--- Records for processing ---
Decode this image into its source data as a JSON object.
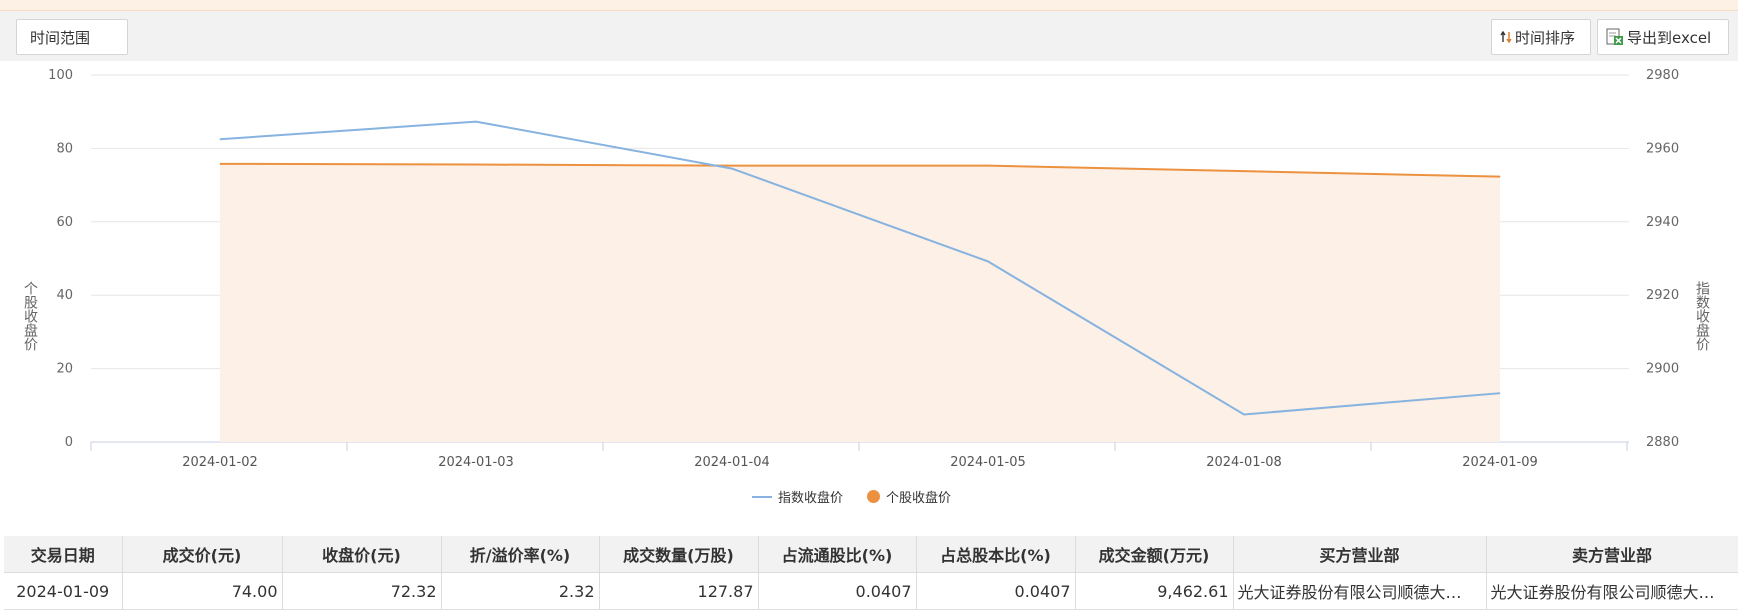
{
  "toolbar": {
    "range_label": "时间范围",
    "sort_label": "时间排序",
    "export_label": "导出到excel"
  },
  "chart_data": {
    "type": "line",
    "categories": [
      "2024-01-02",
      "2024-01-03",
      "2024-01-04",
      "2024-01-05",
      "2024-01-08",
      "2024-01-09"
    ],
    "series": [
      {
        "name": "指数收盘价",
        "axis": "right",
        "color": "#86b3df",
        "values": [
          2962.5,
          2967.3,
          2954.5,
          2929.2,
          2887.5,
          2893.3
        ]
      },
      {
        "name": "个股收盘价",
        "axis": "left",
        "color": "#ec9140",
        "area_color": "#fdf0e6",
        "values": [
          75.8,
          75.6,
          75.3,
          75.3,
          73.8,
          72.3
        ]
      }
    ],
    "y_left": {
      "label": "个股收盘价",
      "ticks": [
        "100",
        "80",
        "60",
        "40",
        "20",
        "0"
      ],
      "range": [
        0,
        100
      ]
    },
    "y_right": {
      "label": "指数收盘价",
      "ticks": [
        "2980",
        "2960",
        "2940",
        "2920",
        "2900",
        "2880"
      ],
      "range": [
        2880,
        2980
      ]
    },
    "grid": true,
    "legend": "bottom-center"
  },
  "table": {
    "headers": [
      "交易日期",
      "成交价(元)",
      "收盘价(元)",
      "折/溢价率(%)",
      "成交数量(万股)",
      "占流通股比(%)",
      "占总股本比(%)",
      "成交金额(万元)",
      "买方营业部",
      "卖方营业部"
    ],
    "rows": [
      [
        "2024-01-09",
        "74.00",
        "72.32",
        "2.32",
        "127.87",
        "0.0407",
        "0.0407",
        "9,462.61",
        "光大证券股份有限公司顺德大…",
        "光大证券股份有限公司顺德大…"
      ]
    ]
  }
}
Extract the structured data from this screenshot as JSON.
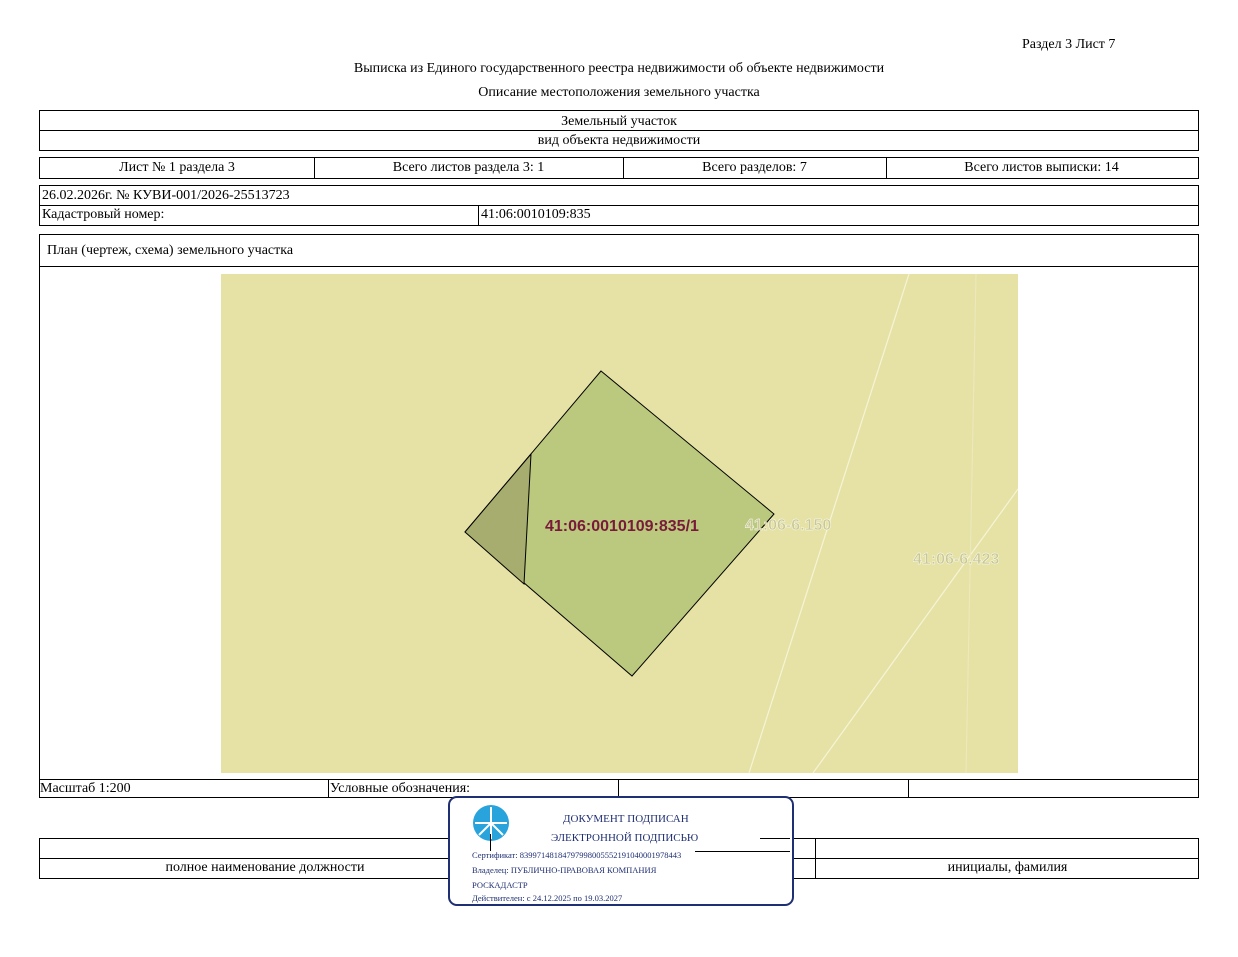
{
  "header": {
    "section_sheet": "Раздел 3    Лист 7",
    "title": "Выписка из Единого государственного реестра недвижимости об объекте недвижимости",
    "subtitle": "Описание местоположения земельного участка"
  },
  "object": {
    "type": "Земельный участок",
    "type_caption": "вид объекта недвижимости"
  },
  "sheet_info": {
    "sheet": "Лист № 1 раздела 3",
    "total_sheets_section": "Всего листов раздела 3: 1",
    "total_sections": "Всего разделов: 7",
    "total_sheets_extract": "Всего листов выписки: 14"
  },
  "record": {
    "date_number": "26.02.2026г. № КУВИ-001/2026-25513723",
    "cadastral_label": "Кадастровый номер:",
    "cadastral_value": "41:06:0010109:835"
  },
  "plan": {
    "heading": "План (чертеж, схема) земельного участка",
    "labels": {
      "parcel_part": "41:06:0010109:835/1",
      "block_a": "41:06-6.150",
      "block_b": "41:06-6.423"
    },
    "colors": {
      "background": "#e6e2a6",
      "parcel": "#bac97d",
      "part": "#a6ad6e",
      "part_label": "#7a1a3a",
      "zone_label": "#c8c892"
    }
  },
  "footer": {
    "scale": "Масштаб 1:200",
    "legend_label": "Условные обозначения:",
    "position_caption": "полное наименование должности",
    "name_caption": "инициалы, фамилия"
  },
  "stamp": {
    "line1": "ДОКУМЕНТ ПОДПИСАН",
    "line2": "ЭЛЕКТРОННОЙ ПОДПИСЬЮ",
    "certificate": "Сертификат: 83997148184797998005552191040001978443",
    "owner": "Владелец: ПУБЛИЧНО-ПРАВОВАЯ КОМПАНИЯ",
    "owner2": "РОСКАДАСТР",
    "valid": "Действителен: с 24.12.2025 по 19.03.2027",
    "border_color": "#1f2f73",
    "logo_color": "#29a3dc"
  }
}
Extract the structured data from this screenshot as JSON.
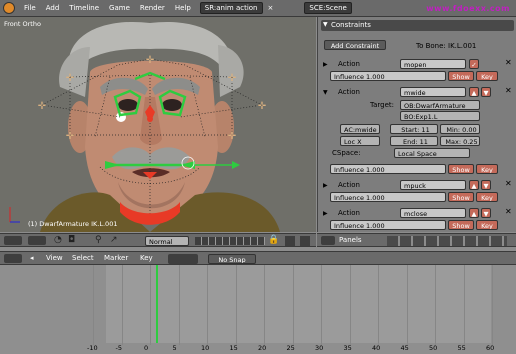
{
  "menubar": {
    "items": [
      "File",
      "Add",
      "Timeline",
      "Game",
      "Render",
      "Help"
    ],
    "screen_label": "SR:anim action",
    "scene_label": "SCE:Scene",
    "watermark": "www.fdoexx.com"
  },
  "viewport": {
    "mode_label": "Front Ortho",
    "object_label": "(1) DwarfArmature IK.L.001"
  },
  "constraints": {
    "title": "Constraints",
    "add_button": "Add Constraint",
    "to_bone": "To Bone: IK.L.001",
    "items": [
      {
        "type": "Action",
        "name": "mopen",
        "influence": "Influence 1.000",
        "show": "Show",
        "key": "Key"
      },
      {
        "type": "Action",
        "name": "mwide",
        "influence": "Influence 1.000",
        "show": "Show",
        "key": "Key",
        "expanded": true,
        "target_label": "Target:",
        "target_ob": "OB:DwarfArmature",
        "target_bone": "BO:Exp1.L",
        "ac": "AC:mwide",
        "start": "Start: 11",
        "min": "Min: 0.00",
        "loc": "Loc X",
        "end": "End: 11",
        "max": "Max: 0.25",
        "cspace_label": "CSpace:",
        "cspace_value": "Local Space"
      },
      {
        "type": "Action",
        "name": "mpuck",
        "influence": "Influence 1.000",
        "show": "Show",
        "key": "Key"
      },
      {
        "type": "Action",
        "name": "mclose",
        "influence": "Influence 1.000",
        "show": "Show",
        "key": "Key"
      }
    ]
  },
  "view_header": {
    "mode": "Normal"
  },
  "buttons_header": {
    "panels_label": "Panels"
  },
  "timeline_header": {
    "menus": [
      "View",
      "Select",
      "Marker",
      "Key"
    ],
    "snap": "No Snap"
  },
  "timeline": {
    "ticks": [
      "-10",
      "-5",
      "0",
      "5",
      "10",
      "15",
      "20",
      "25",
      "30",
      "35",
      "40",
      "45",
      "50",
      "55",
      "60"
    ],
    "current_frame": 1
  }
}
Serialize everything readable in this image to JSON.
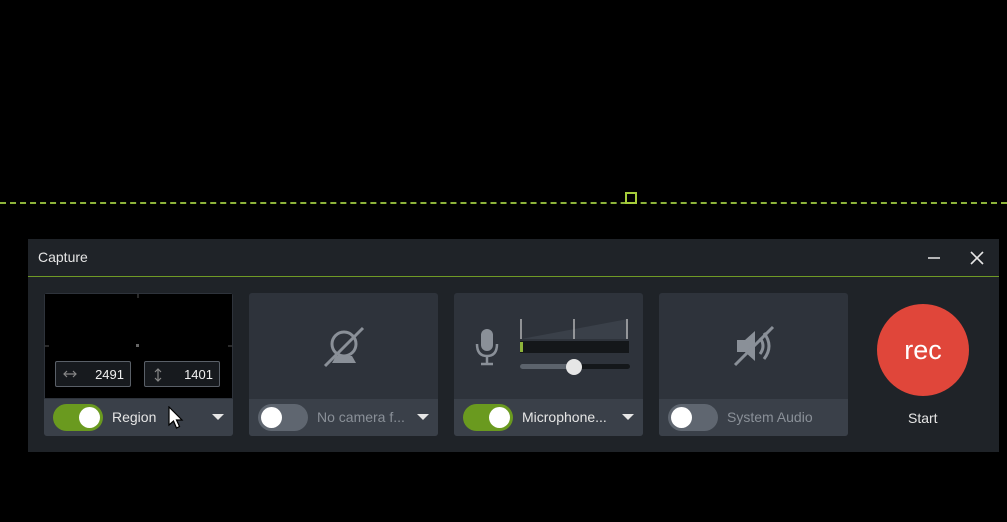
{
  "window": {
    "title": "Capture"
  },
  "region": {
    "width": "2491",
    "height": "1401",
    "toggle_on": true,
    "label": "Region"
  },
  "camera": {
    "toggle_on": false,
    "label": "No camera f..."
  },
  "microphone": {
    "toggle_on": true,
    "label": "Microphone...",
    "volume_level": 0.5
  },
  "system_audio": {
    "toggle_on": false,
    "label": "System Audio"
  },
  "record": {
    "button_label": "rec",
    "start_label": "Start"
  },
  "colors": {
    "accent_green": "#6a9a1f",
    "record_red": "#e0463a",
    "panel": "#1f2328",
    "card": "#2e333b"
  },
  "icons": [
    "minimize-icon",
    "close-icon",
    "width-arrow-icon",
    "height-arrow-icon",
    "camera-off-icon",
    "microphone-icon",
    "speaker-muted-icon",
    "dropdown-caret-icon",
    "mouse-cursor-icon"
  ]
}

--- What is expected ---
Output all the records, word for word, with no pictures in the copy.

--- Finished answer ---
Decode this image into its source data as a JSON object.
{
  "toolbar": {
    "range_label": "时间范围",
    "sort_label": "时间排序",
    "export_label": "导出到excel"
  },
  "chart_data": {
    "type": "line",
    "categories": [
      "2024-01-02",
      "2024-01-03",
      "2024-01-04",
      "2024-01-05",
      "2024-01-08",
      "2024-01-09"
    ],
    "series": [
      {
        "name": "指数收盘价",
        "axis": "right",
        "color": "#86b3df",
        "values": [
          2962.5,
          2967.3,
          2954.5,
          2929.2,
          2887.5,
          2893.3
        ]
      },
      {
        "name": "个股收盘价",
        "axis": "left",
        "color": "#ec9140",
        "area_color": "#fdf0e6",
        "values": [
          75.8,
          75.6,
          75.3,
          75.3,
          73.8,
          72.3
        ]
      }
    ],
    "y_left": {
      "label": "个股收盘价",
      "ticks": [
        "100",
        "80",
        "60",
        "40",
        "20",
        "0"
      ],
      "range": [
        0,
        100
      ]
    },
    "y_right": {
      "label": "指数收盘价",
      "ticks": [
        "2980",
        "2960",
        "2940",
        "2920",
        "2900",
        "2880"
      ],
      "range": [
        2880,
        2980
      ]
    },
    "grid": true,
    "legend": "bottom-center"
  },
  "table": {
    "headers": [
      "交易日期",
      "成交价(元)",
      "收盘价(元)",
      "折/溢价率(%)",
      "成交数量(万股)",
      "占流通股比(%)",
      "占总股本比(%)",
      "成交金额(万元)",
      "买方营业部",
      "卖方营业部"
    ],
    "rows": [
      [
        "2024-01-09",
        "74.00",
        "72.32",
        "2.32",
        "127.87",
        "0.0407",
        "0.0407",
        "9,462.61",
        "光大证券股份有限公司顺德大…",
        "光大证券股份有限公司顺德大…"
      ]
    ]
  }
}
Extract the structured data from this screenshot as JSON.
{
  "header": {
    "section_sheet": "Раздел 3    Лист 7",
    "title": "Выписка из Единого государственного реестра недвижимости об объекте недвижимости",
    "subtitle": "Описание местоположения земельного участка"
  },
  "object": {
    "type": "Земельный участок",
    "type_caption": "вид объекта недвижимости"
  },
  "sheet_info": {
    "sheet": "Лист № 1 раздела 3",
    "total_sheets_section": "Всего листов раздела 3: 1",
    "total_sections": "Всего разделов: 7",
    "total_sheets_extract": "Всего листов выписки: 14"
  },
  "record": {
    "date_number": "26.02.2026г. № КУВИ-001/2026-25513723",
    "cadastral_label": "Кадастровый номер:",
    "cadastral_value": "41:06:0010109:835"
  },
  "plan": {
    "heading": "План (чертеж, схема) земельного участка",
    "labels": {
      "parcel_part": "41:06:0010109:835/1",
      "block_a": "41:06-6.150",
      "block_b": "41:06-6.423"
    },
    "colors": {
      "background": "#e6e2a6",
      "parcel": "#bac97d",
      "part": "#a6ad6e",
      "part_label": "#7a1a3a",
      "zone_label": "#c8c892"
    }
  },
  "footer": {
    "scale": "Масштаб 1:200",
    "legend_label": "Условные обозначения:",
    "position_caption": "полное наименование должности",
    "name_caption": "инициалы, фамилия"
  },
  "stamp": {
    "line1": "ДОКУМЕНТ ПОДПИСАН",
    "line2": "ЭЛЕКТРОННОЙ ПОДПИСЬЮ",
    "certificate": "Сертификат: 83997148184797998005552191040001978443",
    "owner": "Владелец: ПУБЛИЧНО-ПРАВОВАЯ КОМПАНИЯ",
    "owner2": "РОСКАДАСТР",
    "valid": "Действителен: с 24.12.2025 по 19.03.2027",
    "border_color": "#1f2f73",
    "logo_color": "#29a3dc"
  }
}
Extract the structured data from this screenshot as JSON.
{
  "menubar": {
    "items": [
      "File",
      "Add",
      "Timeline",
      "Game",
      "Render",
      "Help"
    ],
    "screen_label": "SR:anim action",
    "scene_label": "SCE:Scene",
    "watermark": "www.fdoexx.com"
  },
  "viewport": {
    "mode_label": "Front Ortho",
    "object_label": "(1) DwarfArmature IK.L.001"
  },
  "constraints": {
    "title": "Constraints",
    "add_button": "Add Constraint",
    "to_bone": "To Bone: IK.L.001",
    "items": [
      {
        "type": "Action",
        "name": "mopen",
        "influence": "Influence 1.000",
        "show": "Show",
        "key": "Key"
      },
      {
        "type": "Action",
        "name": "mwide",
        "influence": "Influence 1.000",
        "show": "Show",
        "key": "Key",
        "expanded": true,
        "target_label": "Target:",
        "target_ob": "OB:DwarfArmature",
        "target_bone": "BO:Exp1.L",
        "ac": "AC:mwide",
        "start": "Start: 11",
        "min": "Min: 0.00",
        "loc": "Loc X",
        "end": "End: 11",
        "max": "Max: 0.25",
        "cspace_label": "CSpace:",
        "cspace_value": "Local Space"
      },
      {
        "type": "Action",
        "name": "mpuck",
        "influence": "Influence 1.000",
        "show": "Show",
        "key": "Key"
      },
      {
        "type": "Action",
        "name": "mclose",
        "influence": "Influence 1.000",
        "show": "Show",
        "key": "Key"
      }
    ]
  },
  "view_header": {
    "mode": "Normal"
  },
  "buttons_header": {
    "panels_label": "Panels"
  },
  "timeline_header": {
    "menus": [
      "View",
      "Select",
      "Marker",
      "Key"
    ],
    "snap": "No Snap"
  },
  "timeline": {
    "ticks": [
      "-10",
      "-5",
      "0",
      "5",
      "10",
      "15",
      "20",
      "25",
      "30",
      "35",
      "40",
      "45",
      "50",
      "55",
      "60"
    ],
    "current_frame": 1
  }
}
Serialize everything readable in this image to JSON.
{
  "window": {
    "title": "Capture"
  },
  "region": {
    "width": "2491",
    "height": "1401",
    "toggle_on": true,
    "label": "Region"
  },
  "camera": {
    "toggle_on": false,
    "label": "No camera f..."
  },
  "microphone": {
    "toggle_on": true,
    "label": "Microphone...",
    "volume_level": 0.5
  },
  "system_audio": {
    "toggle_on": false,
    "label": "System Audio"
  },
  "record": {
    "button_label": "rec",
    "start_label": "Start"
  },
  "colors": {
    "accent_green": "#6a9a1f",
    "record_red": "#e0463a",
    "panel": "#1f2328",
    "card": "#2e333b"
  },
  "icons": [
    "minimize-icon",
    "close-icon",
    "width-arrow-icon",
    "height-arrow-icon",
    "camera-off-icon",
    "microphone-icon",
    "speaker-muted-icon",
    "dropdown-caret-icon",
    "mouse-cursor-icon"
  ]
}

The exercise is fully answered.